### MATERIAL FOR THIS TASK
*****

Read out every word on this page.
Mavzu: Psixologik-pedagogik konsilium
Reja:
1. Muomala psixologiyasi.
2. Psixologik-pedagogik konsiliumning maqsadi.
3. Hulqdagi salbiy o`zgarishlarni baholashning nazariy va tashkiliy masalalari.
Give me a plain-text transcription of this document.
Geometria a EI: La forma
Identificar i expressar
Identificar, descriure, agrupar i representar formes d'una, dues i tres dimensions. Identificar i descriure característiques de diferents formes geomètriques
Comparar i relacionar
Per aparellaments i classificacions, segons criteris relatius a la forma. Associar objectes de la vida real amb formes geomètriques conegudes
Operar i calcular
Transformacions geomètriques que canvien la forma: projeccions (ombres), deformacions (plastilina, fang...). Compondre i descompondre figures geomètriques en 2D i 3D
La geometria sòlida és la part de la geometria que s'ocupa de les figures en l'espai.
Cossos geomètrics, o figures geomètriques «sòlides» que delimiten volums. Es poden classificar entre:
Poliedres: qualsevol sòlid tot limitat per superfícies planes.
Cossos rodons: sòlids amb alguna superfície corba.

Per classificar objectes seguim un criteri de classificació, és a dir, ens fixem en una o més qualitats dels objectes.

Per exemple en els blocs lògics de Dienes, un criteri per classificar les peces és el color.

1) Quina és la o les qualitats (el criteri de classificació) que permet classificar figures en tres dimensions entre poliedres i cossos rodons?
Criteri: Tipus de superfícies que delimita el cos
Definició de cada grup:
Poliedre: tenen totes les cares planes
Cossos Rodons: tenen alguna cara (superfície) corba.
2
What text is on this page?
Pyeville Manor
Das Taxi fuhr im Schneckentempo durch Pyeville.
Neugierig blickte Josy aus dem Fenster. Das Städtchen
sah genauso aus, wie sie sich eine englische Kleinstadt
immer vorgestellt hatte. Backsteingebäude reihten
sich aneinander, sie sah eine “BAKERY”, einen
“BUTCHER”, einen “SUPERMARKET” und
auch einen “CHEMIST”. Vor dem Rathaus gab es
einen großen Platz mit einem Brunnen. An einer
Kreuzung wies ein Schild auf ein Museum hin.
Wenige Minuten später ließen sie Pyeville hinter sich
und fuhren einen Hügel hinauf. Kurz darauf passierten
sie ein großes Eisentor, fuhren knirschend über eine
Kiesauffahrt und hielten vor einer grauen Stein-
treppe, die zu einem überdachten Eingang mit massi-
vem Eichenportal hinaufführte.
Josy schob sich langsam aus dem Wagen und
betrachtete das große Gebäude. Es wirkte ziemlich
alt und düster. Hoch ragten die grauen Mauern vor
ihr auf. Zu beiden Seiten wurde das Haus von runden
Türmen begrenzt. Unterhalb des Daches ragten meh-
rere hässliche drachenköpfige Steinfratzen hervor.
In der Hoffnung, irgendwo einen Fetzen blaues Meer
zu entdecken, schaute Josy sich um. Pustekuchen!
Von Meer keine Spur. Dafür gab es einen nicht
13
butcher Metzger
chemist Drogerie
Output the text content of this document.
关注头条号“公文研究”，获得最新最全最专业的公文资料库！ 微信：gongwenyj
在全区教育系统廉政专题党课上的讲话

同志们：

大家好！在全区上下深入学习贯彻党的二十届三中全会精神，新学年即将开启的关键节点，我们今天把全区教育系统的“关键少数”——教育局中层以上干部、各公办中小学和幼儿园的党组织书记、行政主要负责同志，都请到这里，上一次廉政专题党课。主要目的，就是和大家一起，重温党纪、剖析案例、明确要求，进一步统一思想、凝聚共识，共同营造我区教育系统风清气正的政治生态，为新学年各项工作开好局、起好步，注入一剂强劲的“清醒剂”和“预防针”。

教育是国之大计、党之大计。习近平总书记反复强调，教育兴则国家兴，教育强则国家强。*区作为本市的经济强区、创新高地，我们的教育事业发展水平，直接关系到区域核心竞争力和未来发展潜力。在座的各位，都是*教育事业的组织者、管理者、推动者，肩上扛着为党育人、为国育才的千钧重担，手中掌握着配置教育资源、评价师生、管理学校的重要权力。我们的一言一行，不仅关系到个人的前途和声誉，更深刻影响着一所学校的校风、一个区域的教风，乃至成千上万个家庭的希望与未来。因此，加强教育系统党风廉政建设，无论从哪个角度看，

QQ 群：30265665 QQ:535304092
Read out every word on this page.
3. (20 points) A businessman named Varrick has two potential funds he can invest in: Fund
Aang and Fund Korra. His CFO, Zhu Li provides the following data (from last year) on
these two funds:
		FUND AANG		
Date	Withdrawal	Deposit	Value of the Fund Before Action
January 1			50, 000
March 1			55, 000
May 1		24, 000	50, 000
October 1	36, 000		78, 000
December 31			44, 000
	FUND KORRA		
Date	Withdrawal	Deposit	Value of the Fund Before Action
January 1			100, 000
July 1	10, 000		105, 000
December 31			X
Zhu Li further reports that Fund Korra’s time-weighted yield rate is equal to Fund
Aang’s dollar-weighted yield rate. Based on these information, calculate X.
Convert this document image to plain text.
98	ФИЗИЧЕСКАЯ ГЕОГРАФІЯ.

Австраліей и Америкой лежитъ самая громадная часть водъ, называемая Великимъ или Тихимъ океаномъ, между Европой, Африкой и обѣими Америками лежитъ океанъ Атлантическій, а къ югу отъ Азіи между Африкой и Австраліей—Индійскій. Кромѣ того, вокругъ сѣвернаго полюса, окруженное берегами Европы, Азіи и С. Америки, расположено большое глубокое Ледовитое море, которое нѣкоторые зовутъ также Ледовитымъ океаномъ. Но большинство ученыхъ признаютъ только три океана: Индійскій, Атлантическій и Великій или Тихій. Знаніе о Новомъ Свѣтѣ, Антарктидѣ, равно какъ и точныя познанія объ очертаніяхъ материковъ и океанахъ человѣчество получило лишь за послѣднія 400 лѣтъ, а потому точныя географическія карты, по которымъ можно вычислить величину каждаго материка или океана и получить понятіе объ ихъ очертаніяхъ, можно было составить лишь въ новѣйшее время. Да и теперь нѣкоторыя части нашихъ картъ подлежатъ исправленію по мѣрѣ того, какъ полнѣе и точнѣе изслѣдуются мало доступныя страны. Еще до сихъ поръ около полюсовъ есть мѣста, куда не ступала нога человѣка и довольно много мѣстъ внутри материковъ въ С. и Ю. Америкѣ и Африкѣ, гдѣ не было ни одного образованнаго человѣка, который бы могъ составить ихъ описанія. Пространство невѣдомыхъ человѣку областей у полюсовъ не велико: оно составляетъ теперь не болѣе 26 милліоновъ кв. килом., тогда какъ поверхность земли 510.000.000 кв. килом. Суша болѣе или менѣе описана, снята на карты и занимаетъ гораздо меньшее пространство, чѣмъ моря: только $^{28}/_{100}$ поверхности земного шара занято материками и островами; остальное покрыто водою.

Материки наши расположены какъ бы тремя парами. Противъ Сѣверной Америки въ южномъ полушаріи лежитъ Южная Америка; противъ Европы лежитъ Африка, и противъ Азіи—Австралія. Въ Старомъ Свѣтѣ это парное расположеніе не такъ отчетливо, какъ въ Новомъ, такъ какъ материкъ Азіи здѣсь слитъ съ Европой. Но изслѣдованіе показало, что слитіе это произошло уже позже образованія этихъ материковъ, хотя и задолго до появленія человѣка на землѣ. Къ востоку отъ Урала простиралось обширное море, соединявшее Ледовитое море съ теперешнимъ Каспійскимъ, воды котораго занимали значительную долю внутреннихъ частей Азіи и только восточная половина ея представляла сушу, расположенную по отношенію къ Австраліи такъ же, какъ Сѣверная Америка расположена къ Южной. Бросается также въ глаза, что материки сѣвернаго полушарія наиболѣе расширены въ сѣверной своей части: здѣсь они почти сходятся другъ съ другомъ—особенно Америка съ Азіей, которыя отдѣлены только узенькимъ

*****

### GOAL
Scan the material above. Copy each line that holds the word "fuhren".

### WORKED ANSWER
und fuhren einen Hügel hinauf. Kurz darauf passierten
sie ein großes Eisentor, fuhren knirschend über eine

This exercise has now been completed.